Source material
+++
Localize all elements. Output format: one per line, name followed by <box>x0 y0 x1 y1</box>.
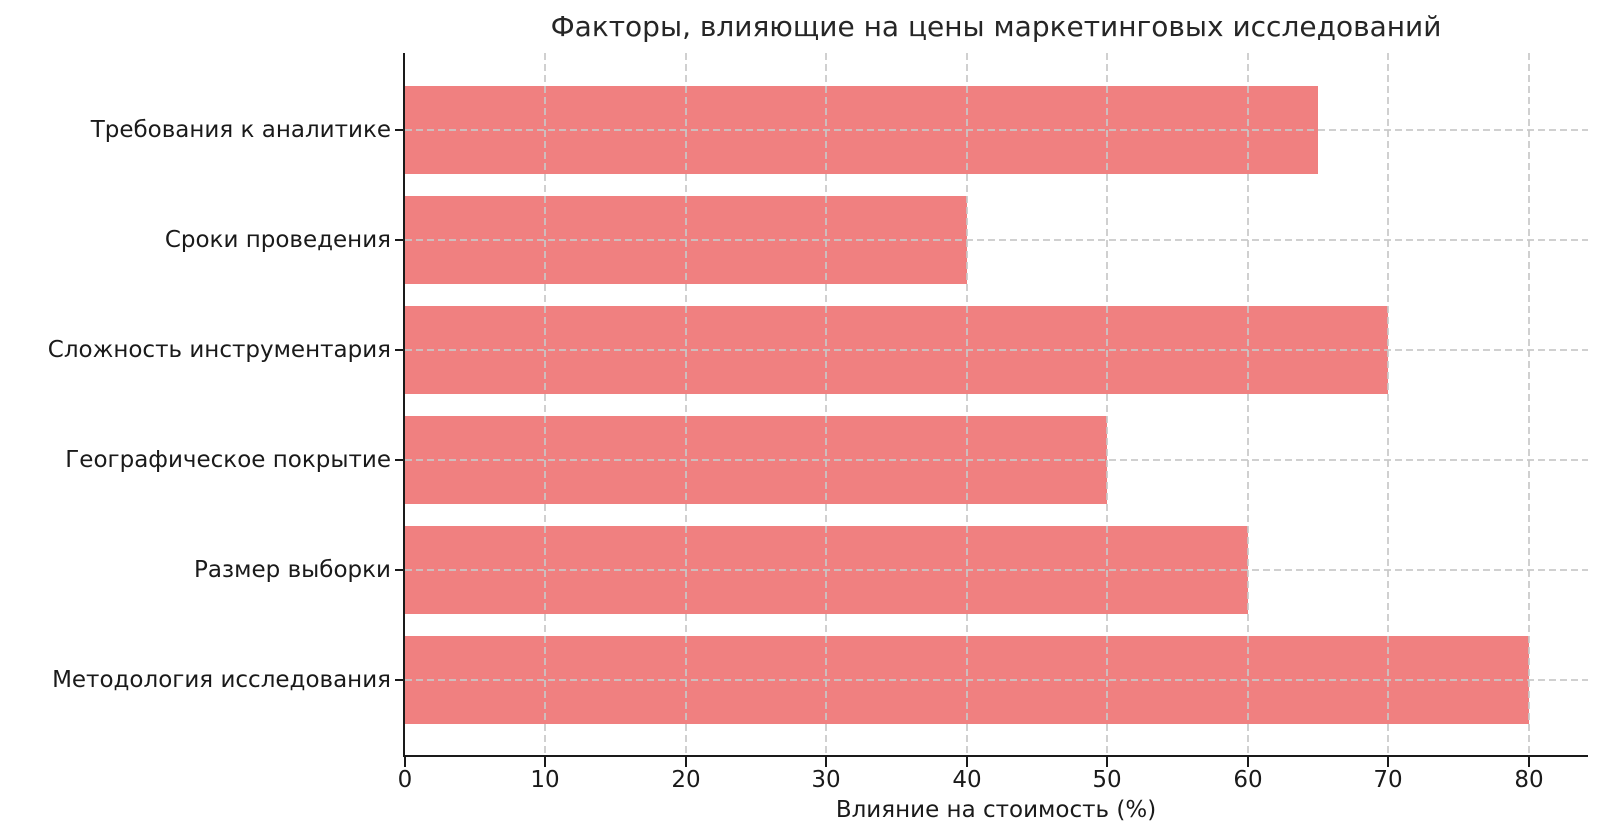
y-tick-mark <box>395 459 403 461</box>
y-tick-label: Размер выборки <box>193 557 391 583</box>
y-tick-mark <box>395 349 403 351</box>
x-tick-label: 60 <box>1233 767 1263 793</box>
x-axis-label: Влияние на стоимость (%) <box>835 797 1157 823</box>
chart-title: Факторы, влияющие на цены маркетинговых … <box>550 10 1442 43</box>
x-tick-mark <box>404 757 406 767</box>
y-tick-label: Сложность инструментария <box>47 337 391 363</box>
h-gridline <box>405 679 1588 681</box>
x-tick-label: 50 <box>1092 767 1122 793</box>
h-gridline <box>405 569 1588 571</box>
v-gridline <box>1528 53 1530 755</box>
y-tick-label: Географическое покрытие <box>65 447 391 473</box>
v-gridline <box>966 53 968 755</box>
v-gridline <box>1247 53 1249 755</box>
y-tick-mark <box>395 129 403 131</box>
x-tick-mark <box>825 757 827 767</box>
y-tick-label: Сроки проведения <box>164 227 391 253</box>
plot-area: Требования к аналитике Сроки проведения Сл… <box>48 53 1588 793</box>
y-tick-mark <box>395 679 403 681</box>
x-tick-mark <box>966 757 968 767</box>
x-tick-label: 20 <box>671 767 701 793</box>
x-tick-label: 10 <box>530 767 560 793</box>
x-tick-label: 40 <box>952 767 982 793</box>
x-tick-mark <box>1106 757 1108 767</box>
v-gridline <box>1387 53 1389 755</box>
x-tick-label: 80 <box>1514 767 1544 793</box>
y-tick-mark <box>395 239 403 241</box>
y-tick-mark <box>395 569 403 571</box>
x-tick-label: 0 <box>397 767 413 793</box>
x-tick-label: 30 <box>811 767 841 793</box>
h-gridline <box>405 459 1588 461</box>
h-gridline <box>405 349 1588 351</box>
x-tick-mark <box>685 757 687 767</box>
v-gridline <box>1106 53 1108 755</box>
y-tick-label: Методология исследования <box>52 667 391 693</box>
h-gridline <box>405 129 1588 131</box>
x-tick-mark <box>544 757 546 767</box>
v-gridline <box>685 53 687 755</box>
h-gridline <box>405 239 1588 241</box>
x-tick-mark <box>1387 757 1389 767</box>
v-gridline <box>544 53 546 755</box>
v-gridline <box>825 53 827 755</box>
x-tick-mark <box>1247 757 1249 767</box>
x-tick-mark <box>1528 757 1530 767</box>
y-tick-label: Требования к аналитике <box>90 117 391 143</box>
x-tick-label: 70 <box>1373 767 1403 793</box>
+++
To do
Please set out every line of the data above as a Markdown table with the columns Number and Line, skipping blank lines and leaving out the pictures.

Worked answer
| Number | Line |
|---|---|
| 1 | Localize all elements. Output format: one per line, name followed by <box>x0 y0 x1 y1</box>. |
| 2 | y-tick-mark <box>395 459 403 461</box> |
| 3 | y-tick-label: Размер выборки <box>193 557 391 583</box> |
| 4 | y-tick-mark <box>395 349 403 351</box> |
| 5 | x-tick-label: 60 <box>1233 767 1263 793</box> |
| 6 | x-axis-label: Влияние на стоимость (%) <box>835 797 1157 823</box> |
| 7 | chart-title: Факторы, влияющие на цены маркетинговых … <box>550 10 1442 43</box> |
| 8 | x-tick-mark <box>404 757 406 767</box> |
| 9 | y-tick-label: Сложность инструментария <box>47 337 391 363</box> |
| 10 | h-gridline <box>405 679 1588 681</box> |
| 11 | x-tick-label: 50 <box>1092 767 1122 793</box> |
| 12 | h-gridline <box>405 569 1588 571</box> |
| 13 | v-gridline <box>1528 53 1530 755</box> |
| 14 | y-tick-label: Географическое покрытие <box>65 447 391 473</box> |
| 15 | v-gridline <box>966 53 968 755</box> |
| 16 | v-gridline <box>1247 53 1249 755</box> |
| 17 | y-tick-mark <box>395 129 403 131</box> |
| 18 | x-tick-mark <box>825 757 827 767</box> |
| 19 | y-tick-label: Сроки проведения <box>164 227 391 253</box> |
| 20 | plot-area: Требования к аналитике Сроки проведения Сл… <box>48 53 1588 793</box> |
| 21 | y-tick-mark <box>395 679 403 681</box> |
| 22 | x-tick-mark <box>966 757 968 767</box> |
| 23 | x-tick-label: 20 <box>671 767 701 793</box> |
| 24 | x-tick-label: 10 <box>530 767 560 793</box> |
| 25 | x-tick-label: 40 <box>952 767 982 793</box> |
| 26 | x-tick-mark <box>1106 757 1108 767</box> |
| 27 | v-gridline <box>1387 53 1389 755</box> |
| 28 | x-tick-label: 80 <box>1514 767 1544 793</box> |
| 29 | y-tick-mark <box>395 239 403 241</box> |
| 30 | y-tick-mark <box>395 569 403 571</box> |
| 31 | x-tick-label: 0 <box>397 767 413 793</box> |
| 32 | x-tick-label: 30 <box>811 767 841 793</box> |
| 33 | h-gridline <box>405 459 1588 461</box> |
| 34 | h-gridline <box>405 349 1588 351</box> |
| 35 | x-tick-mark <box>685 757 687 767</box> |
| 36 | v-gridline <box>1106 53 1108 755</box> |
| 37 | y-tick-label: Методология исследования <box>52 667 391 693</box> |
| 38 | h-gridline <box>405 129 1588 131</box> |
| 39 | x-tick-mark <box>544 757 546 767</box> |
| 40 | v-gridline <box>685 53 687 755</box> |
| 41 | h-gridline <box>405 239 1588 241</box> |
| 42 | x-tick-mark <box>1387 757 1389 767</box> |
| 43 | v-gridline <box>544 53 546 755</box> |
| 44 | v-gridline <box>825 53 827 755</box> |
| 45 | x-tick-mark <box>1247 757 1249 767</box> |
| 46 | x-tick-mark <box>1528 757 1530 767</box> |
| 47 | y-tick-label: Требования к аналитике <box>90 117 391 143</box> |
| 48 | x-tick-label: 70 <box>1373 767 1403 793</box> |